PAGE EXCERPT below:
Nine cross-tenant vulnerabilities, collectively named LeakyLooker, were discovered in Google Looker Studio. These flaws could allow attackers to execute arbitrary SQL queries on victims' databases and exfiltrate sensitive data within Google Cloud environments. The vulnerabilities affected connectors to multiple cloud services, including BigQuery, Spanner, PostgreSQL, MySQL, Google Sheets, and Cloud Storage. Two distinct attack paths were identified: 0-click attacks targeting owner credentials and 1-click attacks targeting viewer credentials. The vulnerabilities were disclosed responsibly and have been addressed by Google. No evidence of exploitation in the wild has been found.

A widespread cybercriminal campaign has compromised over 250 legitimate WordPress websites across 12 countries to deliver infostealer malware. The attackers exploit user trust in these sites to infect visitors with malware such as Vidar Stealer, Impure Stealer, Vodka Stealer, and Double Donut. The campaign, active since December 2025, uses fake Cloudflare Captcha pages and ClickFix social engineering techniques to trick users into running malicious code, ultimately stealing sensitive data including login credentials and financial information.

A Russian-speaking threat actor has been targeting HR departments with a sophisticated malware campaign that delivers a new EDR killer named BlackSanta. The campaign employs social engineering and advanced evasion techniques to steal sensitive information from compromised systems. The malware is suspected to be distributed via spear-phishing emails containing ISO image files disguised as resumes, hosted on cloud storage services like Dropbox. The attack chain involves steganography, DLL sideloading, and process hollowing to execute malicious payloads while evading detection. BlackSanta specifically targets and disables endpoint security solutions, including antivirus, EDR, SIEM, and forensic tools, by terminating their processes at the kernel level. The campaign has been active for over a year, utilizing Bring Your Own Driver (BYOD) components to gain elevated privileges and suppress security tools. The malware performs checks on system language, hostnames, and running processes before carrying out further actions. The campaign's ability to exfiltrate sensitive information while maintaining encrypted communications underscores both its persistence and the risk posed to targeted organizations.
End of PAGE EXCERPT.
# TASKS TO PERFORM
**a)** Answer these questions from the security news excerpt, one per line:
(i) How many vulnerabilities make up LeakyLooker?
(ii) How many WordPress websites did the infostealer campaign compromise, and in how many countries?
(iii) What name is given to the new EDR killer delivered to HR departments?
**b)** Continue the security news excerpt from the end of its last sentence.
You will not need the rows for any of this work.
INFORMATION below:
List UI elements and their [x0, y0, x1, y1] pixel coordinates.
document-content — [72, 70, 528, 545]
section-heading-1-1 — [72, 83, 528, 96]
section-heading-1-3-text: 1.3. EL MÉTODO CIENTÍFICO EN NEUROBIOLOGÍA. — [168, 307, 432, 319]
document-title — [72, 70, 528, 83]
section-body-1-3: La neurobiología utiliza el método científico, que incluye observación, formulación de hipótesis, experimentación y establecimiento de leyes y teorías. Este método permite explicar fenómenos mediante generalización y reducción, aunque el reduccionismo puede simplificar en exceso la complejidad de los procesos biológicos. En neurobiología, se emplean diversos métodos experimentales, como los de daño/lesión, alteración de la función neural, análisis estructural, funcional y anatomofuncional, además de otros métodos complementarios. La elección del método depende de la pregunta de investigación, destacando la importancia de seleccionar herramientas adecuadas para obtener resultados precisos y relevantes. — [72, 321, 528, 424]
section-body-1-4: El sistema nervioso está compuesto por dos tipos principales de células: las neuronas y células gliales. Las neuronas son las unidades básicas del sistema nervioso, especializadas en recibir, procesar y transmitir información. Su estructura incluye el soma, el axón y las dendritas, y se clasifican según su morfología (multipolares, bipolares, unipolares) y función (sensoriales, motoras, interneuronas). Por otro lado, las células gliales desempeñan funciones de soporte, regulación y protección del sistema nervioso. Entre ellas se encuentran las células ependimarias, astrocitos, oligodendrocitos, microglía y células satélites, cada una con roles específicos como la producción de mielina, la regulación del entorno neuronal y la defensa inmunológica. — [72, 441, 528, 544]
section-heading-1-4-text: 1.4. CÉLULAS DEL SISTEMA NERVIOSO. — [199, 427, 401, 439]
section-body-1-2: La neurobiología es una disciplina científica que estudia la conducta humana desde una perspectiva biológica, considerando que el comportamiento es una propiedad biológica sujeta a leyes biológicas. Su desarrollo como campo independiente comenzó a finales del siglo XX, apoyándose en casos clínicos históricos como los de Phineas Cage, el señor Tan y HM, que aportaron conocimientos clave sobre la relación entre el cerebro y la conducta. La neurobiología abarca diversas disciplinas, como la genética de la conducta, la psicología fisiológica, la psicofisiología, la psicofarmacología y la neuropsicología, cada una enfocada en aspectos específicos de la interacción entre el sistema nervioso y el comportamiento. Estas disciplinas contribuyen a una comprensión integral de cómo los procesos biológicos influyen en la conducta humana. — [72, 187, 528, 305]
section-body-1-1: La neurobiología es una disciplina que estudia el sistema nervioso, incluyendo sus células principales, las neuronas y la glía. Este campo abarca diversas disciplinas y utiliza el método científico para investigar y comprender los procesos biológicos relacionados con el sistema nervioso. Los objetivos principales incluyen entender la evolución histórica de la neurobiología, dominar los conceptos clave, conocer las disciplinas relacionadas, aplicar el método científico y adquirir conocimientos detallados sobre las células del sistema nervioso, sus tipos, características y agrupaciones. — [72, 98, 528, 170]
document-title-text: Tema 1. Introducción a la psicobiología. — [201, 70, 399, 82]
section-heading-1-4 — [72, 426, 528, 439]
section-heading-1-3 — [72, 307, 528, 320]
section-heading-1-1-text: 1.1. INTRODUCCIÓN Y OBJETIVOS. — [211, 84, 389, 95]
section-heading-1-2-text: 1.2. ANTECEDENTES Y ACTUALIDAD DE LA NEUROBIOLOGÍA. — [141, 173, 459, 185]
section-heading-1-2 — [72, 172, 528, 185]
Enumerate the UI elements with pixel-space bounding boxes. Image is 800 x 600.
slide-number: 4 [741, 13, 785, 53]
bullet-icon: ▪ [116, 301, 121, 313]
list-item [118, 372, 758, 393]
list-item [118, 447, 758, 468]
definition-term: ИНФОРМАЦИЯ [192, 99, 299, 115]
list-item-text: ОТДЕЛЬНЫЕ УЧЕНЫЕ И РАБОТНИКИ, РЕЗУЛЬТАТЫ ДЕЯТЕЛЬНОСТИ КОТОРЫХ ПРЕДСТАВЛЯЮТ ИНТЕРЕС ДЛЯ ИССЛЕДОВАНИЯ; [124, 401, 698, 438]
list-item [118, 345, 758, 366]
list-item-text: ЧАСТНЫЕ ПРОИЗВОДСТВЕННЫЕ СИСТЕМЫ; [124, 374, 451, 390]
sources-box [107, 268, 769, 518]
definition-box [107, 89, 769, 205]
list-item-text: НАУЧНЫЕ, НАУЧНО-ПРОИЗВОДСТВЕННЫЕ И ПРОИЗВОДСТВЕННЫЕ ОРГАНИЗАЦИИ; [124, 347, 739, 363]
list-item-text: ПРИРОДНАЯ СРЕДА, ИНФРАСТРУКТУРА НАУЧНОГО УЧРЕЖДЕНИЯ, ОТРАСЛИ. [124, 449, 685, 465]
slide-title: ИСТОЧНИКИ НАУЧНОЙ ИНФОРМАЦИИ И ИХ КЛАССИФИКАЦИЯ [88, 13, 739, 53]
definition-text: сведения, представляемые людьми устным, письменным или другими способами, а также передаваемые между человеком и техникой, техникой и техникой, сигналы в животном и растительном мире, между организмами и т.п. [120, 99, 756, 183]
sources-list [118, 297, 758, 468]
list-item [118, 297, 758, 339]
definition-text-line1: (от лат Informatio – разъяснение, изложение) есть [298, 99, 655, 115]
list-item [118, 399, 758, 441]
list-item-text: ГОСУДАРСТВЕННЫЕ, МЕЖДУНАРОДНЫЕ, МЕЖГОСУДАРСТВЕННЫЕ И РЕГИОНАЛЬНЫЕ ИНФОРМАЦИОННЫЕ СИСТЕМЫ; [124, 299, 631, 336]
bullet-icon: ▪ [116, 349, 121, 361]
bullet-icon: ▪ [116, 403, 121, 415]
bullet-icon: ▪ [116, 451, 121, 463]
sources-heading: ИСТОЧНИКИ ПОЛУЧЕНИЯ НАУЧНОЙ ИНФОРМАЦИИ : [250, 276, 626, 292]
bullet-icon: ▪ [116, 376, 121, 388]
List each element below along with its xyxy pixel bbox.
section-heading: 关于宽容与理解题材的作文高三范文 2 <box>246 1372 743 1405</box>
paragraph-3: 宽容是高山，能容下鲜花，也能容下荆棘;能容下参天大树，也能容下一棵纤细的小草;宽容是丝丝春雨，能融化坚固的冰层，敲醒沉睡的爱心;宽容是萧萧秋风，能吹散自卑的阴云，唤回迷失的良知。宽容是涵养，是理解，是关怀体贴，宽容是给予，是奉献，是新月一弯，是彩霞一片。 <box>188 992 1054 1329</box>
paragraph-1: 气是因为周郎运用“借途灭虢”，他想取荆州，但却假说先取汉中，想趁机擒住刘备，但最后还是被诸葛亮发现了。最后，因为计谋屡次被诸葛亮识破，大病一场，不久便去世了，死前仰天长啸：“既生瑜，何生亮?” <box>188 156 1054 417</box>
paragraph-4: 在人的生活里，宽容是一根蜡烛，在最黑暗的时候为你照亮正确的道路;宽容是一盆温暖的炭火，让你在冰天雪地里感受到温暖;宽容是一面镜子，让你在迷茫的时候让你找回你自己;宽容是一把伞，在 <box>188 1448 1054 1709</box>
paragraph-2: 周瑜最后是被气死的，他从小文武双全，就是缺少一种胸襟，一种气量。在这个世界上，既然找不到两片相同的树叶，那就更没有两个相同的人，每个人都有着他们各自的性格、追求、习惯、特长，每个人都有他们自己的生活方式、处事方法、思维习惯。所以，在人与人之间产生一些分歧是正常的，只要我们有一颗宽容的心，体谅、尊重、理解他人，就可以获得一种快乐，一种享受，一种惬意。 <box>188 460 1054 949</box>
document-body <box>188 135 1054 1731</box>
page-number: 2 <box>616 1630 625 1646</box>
End of INFORMATION.
# ANSWERS TO THE PROBLEMS
**a)**
(i) Nine
(ii) Over 250 websites across 12 countries
(iii) BlackSanta

**b)**
Researchers at Unit 42, Palo Alto Networks’ research lab, discovered that security guardrails in generative AI tools can be bypassed through prompt injection attacks. These guardrails, implemented as 'AI Judges' to enforce safety policies and evaluate output quality, can be manipulated into authorizing policy violations using stealthy input sequences. The attack method, demonstrated in a report published on March 10, 2026, involves an automated fuzzer called AdvJudge-Zero, which identifies trigger sequences that exploit the LLM’s decision-making logic to bypass security controls. The technique achieves a 99% success rate in bypassing controls across various widely used architectures, including open-weight enterprise LLMs and specialized reward models.

Meta has disabled over 150,000 accounts linked to scam centers in Southeast Asia, in collaboration with authorities from multiple countries. This action follows a pilot initiative in December 2025 and includes new tools to detect and prevent scams. The U.K. government has also launched an Online Crime Centre to combat cybercrime, including scam operations across various regions. The coordinated effort resulted in 21 arrests by the Royal Thai Police. Meta highlighted the sophistication and industrialization of online scams, which often operate as full-scale business operations in countries like Cambodia, Myanmar, and Laos. The company introduced new tools to warn users about suspicious activities on Facebook, WhatsApp, and Messenger. In 2025, Meta removed 159 million scam ads and 10.9 million accounts associated with criminal scam centers. The U.K.'s new Online Crime Centre aims to disrupt scam operations using AI and specialized teams.